# [Exercise instructions]
In the material, starting with the line that contains "bar-ciudad <box>671 103 684 507</box>" and going on through the line that contains "bar-partidos <box>756 359 769 507</box>", rename "bar-partidos" to "bar-provincia". Give back only those lines, with everything else unchanged.

# [Recorded information]
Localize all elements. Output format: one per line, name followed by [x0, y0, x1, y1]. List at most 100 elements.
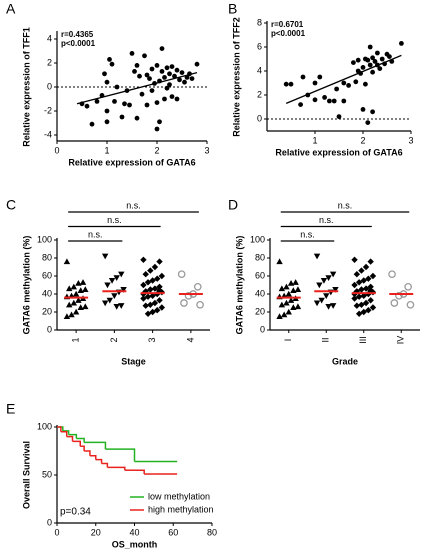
point — [127, 102, 132, 108]
point — [322, 95, 327, 100]
point — [107, 57, 112, 62]
point — [144, 72, 150, 78]
point — [142, 302, 149, 309]
survival-step — [130, 448, 136, 462]
x-axis-title: Relative expression of GATA6 — [275, 147, 402, 157]
point — [367, 283, 374, 290]
y-tick-label: -2 — [44, 105, 52, 115]
y-tick-label: 2 — [47, 57, 52, 67]
point — [156, 258, 163, 265]
survival-step — [76, 437, 85, 443]
point — [114, 84, 120, 90]
point — [134, 63, 140, 68]
point — [362, 263, 370, 271]
point — [332, 286, 339, 293]
point — [325, 275, 332, 281]
y-tick-label: 0 — [47, 81, 52, 91]
point — [151, 263, 159, 271]
survival-step — [60, 431, 68, 437]
point — [327, 98, 332, 104]
y-tick-label: 80 — [255, 252, 265, 262]
point — [329, 271, 337, 278]
significance-label: n.s. — [126, 200, 141, 210]
point — [320, 277, 328, 284]
point — [113, 275, 120, 281]
point — [283, 81, 289, 87]
point — [108, 277, 116, 284]
panel-label: D — [228, 197, 238, 213]
point — [360, 65, 366, 70]
survival-step — [101, 462, 109, 468]
y-tick-label: 6 — [257, 41, 262, 51]
point — [360, 292, 367, 299]
point — [365, 120, 371, 125]
point — [329, 303, 337, 309]
point — [367, 62, 373, 68]
point — [79, 279, 87, 285]
point — [144, 310, 152, 317]
point — [355, 293, 363, 300]
point — [196, 300, 204, 309]
point — [154, 307, 161, 314]
y-tick-label: 100 — [250, 234, 265, 244]
point — [70, 283, 78, 290]
x-tick-label: 0 — [54, 145, 59, 155]
point — [149, 292, 156, 299]
point — [102, 71, 107, 77]
point — [193, 282, 202, 291]
point — [283, 299, 290, 306]
point — [149, 66, 155, 72]
y-axis-title: Relative expression of TFF2 — [231, 17, 241, 137]
point — [370, 109, 375, 115]
point — [134, 115, 140, 121]
point — [353, 271, 361, 278]
x-tick-label: 2 — [109, 337, 119, 342]
legend-label: low methylation — [148, 491, 210, 501]
significance-label: n.s. — [300, 229, 315, 239]
point — [336, 114, 342, 119]
point — [362, 285, 370, 292]
point — [154, 126, 160, 132]
survival-step — [84, 441, 107, 450]
point — [106, 297, 113, 304]
survival-step — [134, 469, 145, 475]
point — [147, 76, 152, 81]
x-axis-title: OS_month — [112, 539, 158, 549]
y-tick-label: 0 — [47, 324, 52, 334]
point — [66, 301, 73, 308]
y-tick-label: -4 — [44, 129, 52, 139]
point — [189, 76, 195, 81]
point — [313, 253, 321, 260]
survival-step — [62, 430, 70, 435]
point — [167, 82, 172, 87]
point — [194, 61, 200, 67]
x-tick-label: 1 — [104, 145, 109, 155]
y-tick-label: 60 — [255, 270, 265, 280]
point — [104, 282, 111, 289]
point — [82, 303, 89, 310]
point — [290, 304, 297, 311]
y-tick-label: 8 — [257, 17, 262, 27]
point — [68, 311, 75, 318]
panel-label: E — [6, 401, 15, 417]
point — [75, 280, 82, 286]
survival-step — [107, 466, 126, 471]
point — [388, 270, 396, 279]
point — [151, 299, 159, 307]
y-tick-label: 0 — [47, 517, 52, 527]
x-tick-label: IV — [396, 336, 406, 345]
x-tick-label: 20 — [91, 527, 101, 537]
point — [300, 74, 306, 80]
point — [63, 313, 71, 320]
point — [317, 74, 323, 80]
point — [278, 285, 286, 292]
y-tick-label: 20 — [42, 306, 52, 316]
point — [104, 79, 110, 85]
panel-label: B — [228, 1, 237, 17]
point — [180, 299, 188, 307]
point — [142, 53, 147, 59]
point — [372, 59, 378, 64]
x-tick-label: 4 — [185, 337, 195, 342]
y-tick-label: 50 — [42, 469, 52, 479]
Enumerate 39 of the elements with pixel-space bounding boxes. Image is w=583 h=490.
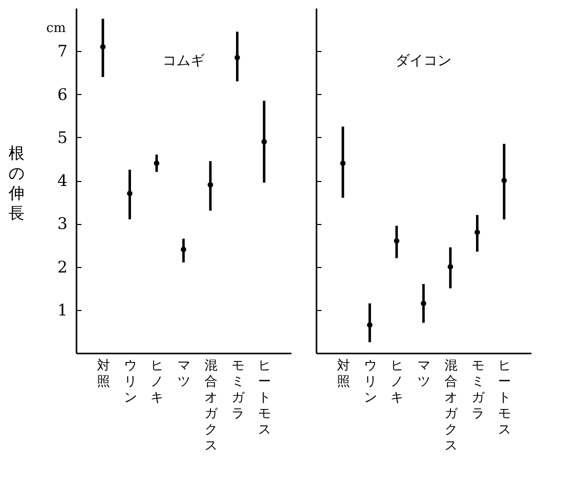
x-tick-label: モミガラ [231,358,246,422]
point [501,178,507,184]
x-tick-label: 対照 [96,358,110,390]
point [234,54,240,60]
point [180,246,186,252]
text: cm [46,21,66,36]
text: ダイコン [396,53,452,69]
text: コムギ [162,53,204,69]
point [474,230,480,235]
x-tick-label: マツ [418,358,430,390]
point [100,44,106,50]
point [367,322,372,328]
point [448,264,454,270]
point [394,238,400,244]
point [340,160,346,166]
y-axis-title: 根の伸長 [8,143,24,222]
x-tick-label: ヒートモス [498,358,512,438]
x-tick-label: マツ [178,358,190,390]
point [127,190,132,196]
x-tick-label: ウリン [364,358,377,406]
point [208,182,214,188]
x-tick-label: ウリン [124,358,137,406]
y-tick-label: 4 [57,171,68,190]
point [420,300,426,306]
x-tick-label: 混合オガクス [204,358,218,454]
x-tick-label: 対照 [336,358,350,390]
x-tick-label: モミガラ [471,358,486,422]
x-tick-label: 混合オガクス [444,358,458,454]
y-tick-label: 6 [57,84,68,104]
point [261,138,267,144]
y-tick-label: 3 [57,214,68,234]
y-tick-label: 1 [57,300,68,320]
point [154,160,160,166]
y-tick-label: 7 [57,42,68,61]
y-tick-label: 2 [57,257,68,276]
x-tick-label: ヒートモス [258,358,272,438]
x-tick-label: ヒノキ [150,358,164,406]
x-tick-label: ヒノキ [390,358,404,406]
y-tick-label: 5 [57,128,68,147]
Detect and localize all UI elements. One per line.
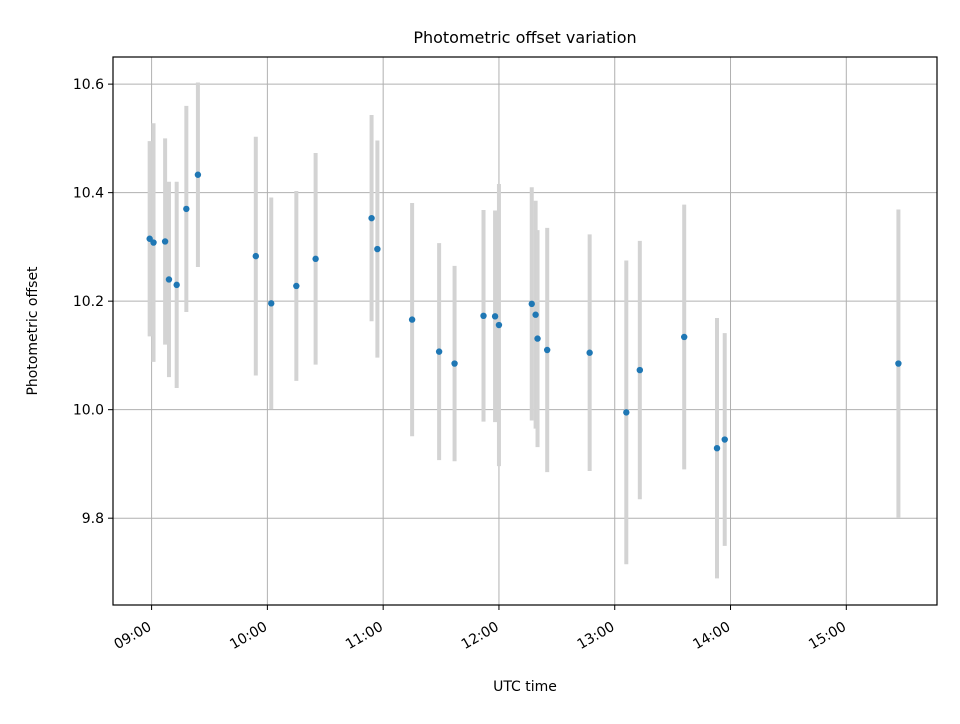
data-point [435,348,443,355]
data-point [713,444,721,452]
data-point [895,360,902,367]
data-point [368,214,375,222]
data-point [623,409,630,416]
data-point [532,311,539,318]
data-point [636,366,644,374]
data-point [543,346,551,354]
y-tick-label: 9.8 [82,511,104,527]
x-axis-label: UTC time [493,679,557,695]
y-tick-label: 10.2 [73,294,104,310]
plot-frame [112,56,938,606]
data-point [480,312,487,320]
data-point [721,436,728,443]
data-point [495,321,503,329]
chart-title: Photometric offset variation [413,28,636,47]
y-tick-label: 10.6 [73,77,104,93]
data-point [451,360,458,367]
data-point [161,238,169,245]
data-point [252,252,260,260]
y-axis-label: Photometric offset [25,266,41,396]
data-points [146,171,902,452]
grid-lines [113,57,937,605]
data-point [173,281,180,289]
data-point [293,282,300,290]
data-point [586,349,593,356]
data-point [374,245,381,253]
y-axis-ticks: 9.8 10.0 10.2 10.4 10.6 [73,77,113,527]
y-tick-label: 10.0 [73,403,104,419]
data-point [268,300,275,307]
data-point [491,313,499,320]
data-point [408,316,416,323]
data-point [165,276,173,283]
data-point [312,255,319,263]
y-tick-label: 10.4 [73,186,104,202]
data-point [194,171,202,178]
data-point [528,300,535,308]
data-point [150,239,157,246]
data-point [534,335,541,342]
data-point [681,333,688,341]
data-point [183,205,190,213]
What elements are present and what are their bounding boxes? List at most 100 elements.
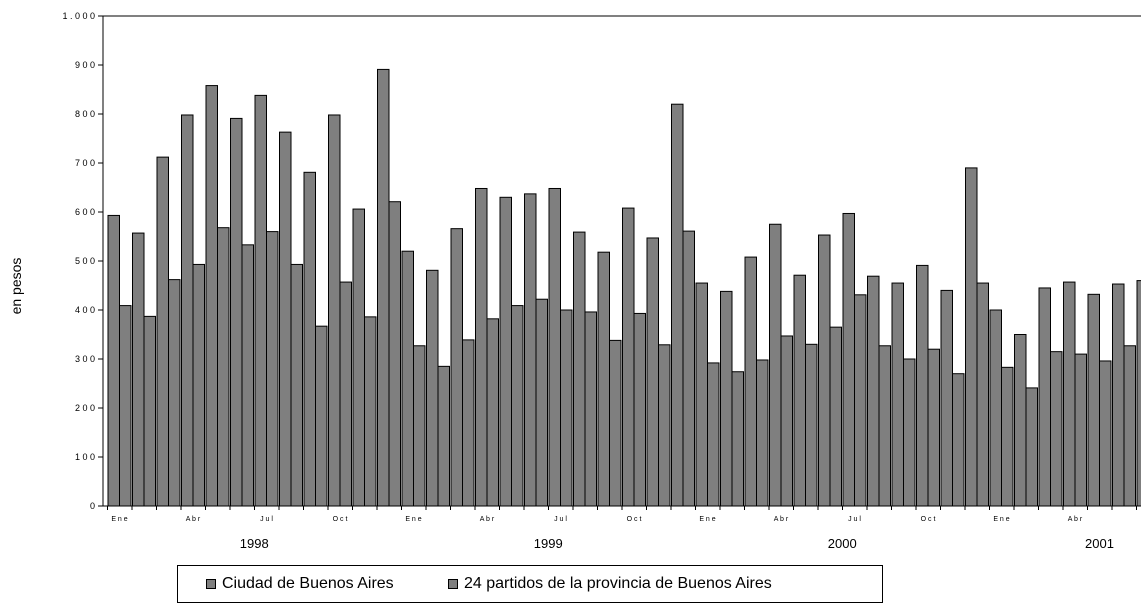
bar-ciudad <box>671 103 684 507</box>
bar-partidos <box>168 279 181 507</box>
bar-ciudad <box>1112 283 1125 507</box>
bar-partidos <box>829 326 842 507</box>
legend-item-ciudad: Ciudad de Buenos Aires <box>206 575 394 593</box>
bar-ciudad <box>916 264 929 507</box>
month-label: J u l <box>554 516 567 523</box>
bar-ciudad <box>132 232 145 507</box>
year-label: 2001 <box>1085 536 1114 551</box>
bar-partidos <box>413 345 426 507</box>
bar-ciudad <box>499 196 512 507</box>
bar-partidos <box>217 227 230 507</box>
bar-partidos <box>658 344 671 507</box>
bar-partidos <box>266 231 279 507</box>
bar-ciudad <box>1063 281 1076 507</box>
bar-partidos <box>1025 387 1038 507</box>
bar-ciudad <box>1014 334 1027 507</box>
bar-ciudad <box>205 85 218 507</box>
month-label: J u l <box>260 516 273 523</box>
bar-partidos <box>780 335 793 507</box>
bar-ciudad <box>426 269 439 507</box>
bar-partidos <box>682 230 695 507</box>
bar-partidos <box>315 325 328 507</box>
y-tick-label: 2 0 0 <box>75 403 95 413</box>
bar-ciudad <box>352 208 365 507</box>
bar-ciudad <box>965 167 978 507</box>
bar-partidos <box>633 312 646 507</box>
bar-partidos <box>756 359 769 507</box>
y-axis-label: en pesos <box>8 257 24 315</box>
bar-partidos <box>339 281 352 507</box>
bar-partidos <box>1001 366 1014 507</box>
year-label: 1999 <box>534 536 563 551</box>
month-label: O c t <box>921 516 936 523</box>
bar-partidos <box>584 311 597 507</box>
month-label: E n e <box>111 516 127 523</box>
bar-partidos <box>290 263 303 507</box>
legend-swatch-partidos <box>448 579 458 589</box>
y-tick-label: 0 <box>90 501 95 511</box>
month-label: E n e <box>405 516 421 523</box>
y-tick-label: 8 0 0 <box>75 109 95 119</box>
bar-partidos <box>731 371 744 507</box>
legend-label-partidos: 24 partidos de la provincia de Buenos Ai… <box>464 575 772 592</box>
bar-ciudad <box>646 237 659 507</box>
legend-label-ciudad: Ciudad de Buenos Aires <box>222 575 394 592</box>
bar-ciudad <box>1038 287 1051 507</box>
bar-ciudad <box>622 207 635 507</box>
bar-ciudad <box>1087 293 1100 507</box>
month-label: O c t <box>627 516 642 523</box>
bar-ciudad <box>377 68 390 507</box>
month-label: A b r <box>186 516 201 523</box>
bar-partidos <box>560 309 573 507</box>
y-tick-label: 1 . 0 0 0 <box>62 11 95 21</box>
bar-partidos <box>976 282 989 507</box>
bar-partidos <box>192 263 205 507</box>
bar-ciudad <box>475 187 488 507</box>
bar-ciudad <box>230 117 243 507</box>
bar-ciudad <box>867 275 880 507</box>
bar-ciudad <box>769 223 782 507</box>
bar-ciudad <box>107 214 120 507</box>
bar-partidos <box>1099 360 1112 507</box>
month-label: J u l <box>848 516 861 523</box>
y-tick-label: 5 0 0 <box>75 256 95 266</box>
bar-partidos <box>952 373 965 507</box>
month-label: E n e <box>993 516 1009 523</box>
y-tick-label: 1 0 0 <box>75 452 95 462</box>
month-label: O c t <box>333 516 348 523</box>
bar-ciudad <box>744 256 757 507</box>
bar-partidos <box>903 358 916 507</box>
bar-partidos <box>609 339 622 507</box>
month-label: A b r <box>774 516 789 523</box>
bar-partidos <box>1123 345 1136 507</box>
bar-partidos <box>486 318 499 507</box>
y-tick-label: 9 0 0 <box>75 60 95 70</box>
bar-partidos <box>119 305 132 507</box>
y-tick-label: 3 0 0 <box>75 354 95 364</box>
month-label: E n e <box>699 516 715 523</box>
bar-ciudad <box>940 289 953 507</box>
bar-partidos <box>388 201 401 507</box>
bar-ciudad <box>793 274 806 507</box>
bar-partidos <box>878 345 891 507</box>
bar-ciudad <box>597 251 610 507</box>
bar-partidos <box>854 294 867 507</box>
bar-ciudad <box>842 212 855 507</box>
year-label: 2000 <box>828 536 857 551</box>
bar-ciudad <box>548 187 561 507</box>
bar-ciudad <box>818 234 831 507</box>
bar-partidos <box>535 298 548 507</box>
bar-ciudad <box>156 156 169 507</box>
bar-partidos <box>707 362 720 507</box>
bar-ciudad <box>303 171 316 507</box>
year-label: 1998 <box>240 536 269 551</box>
bar-ciudad <box>989 309 1002 507</box>
bar-ciudad <box>181 114 194 507</box>
bar-ciudad <box>1136 280 1141 507</box>
bar-ciudad <box>279 131 292 507</box>
y-tick-label: 6 0 0 <box>75 207 95 217</box>
bar-ciudad <box>695 282 708 507</box>
bar-ciudad <box>254 94 267 507</box>
bar-ciudad <box>450 228 463 507</box>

# [Reply to the exercise]
bar-ciudad <box>671 103 684 507</box>
bar-provincia <box>168 279 181 507</box>
bar-ciudad <box>1112 283 1125 507</box>
bar-provincia <box>829 326 842 507</box>
legend-item-ciudad: Ciudad de Buenos Aires <box>206 575 394 593</box>
bar-ciudad <box>916 264 929 507</box>
month-label: J u l <box>554 516 567 523</box>
bar-ciudad <box>132 232 145 507</box>
year-label: 2001 <box>1085 536 1114 551</box>
bar-provincia <box>413 345 426 507</box>
bar-ciudad <box>499 196 512 507</box>
bar-provincia <box>217 227 230 507</box>
bar-provincia <box>658 344 671 507</box>
bar-provincia <box>266 231 279 507</box>
bar-ciudad <box>1063 281 1076 507</box>
bar-provincia <box>1025 387 1038 507</box>
bar-ciudad <box>1014 334 1027 507</box>
bar-ciudad <box>205 85 218 507</box>
month-label: J u l <box>260 516 273 523</box>
bar-provincia <box>780 335 793 507</box>
bar-ciudad <box>426 269 439 507</box>
bar-provincia <box>682 230 695 507</box>
bar-provincia <box>315 325 328 507</box>
y-tick-label: 2 0 0 <box>75 403 95 413</box>
bar-ciudad <box>352 208 365 507</box>
bar-ciudad <box>965 167 978 507</box>
bar-provincia <box>633 312 646 507</box>
bar-provincia <box>756 359 769 507</box>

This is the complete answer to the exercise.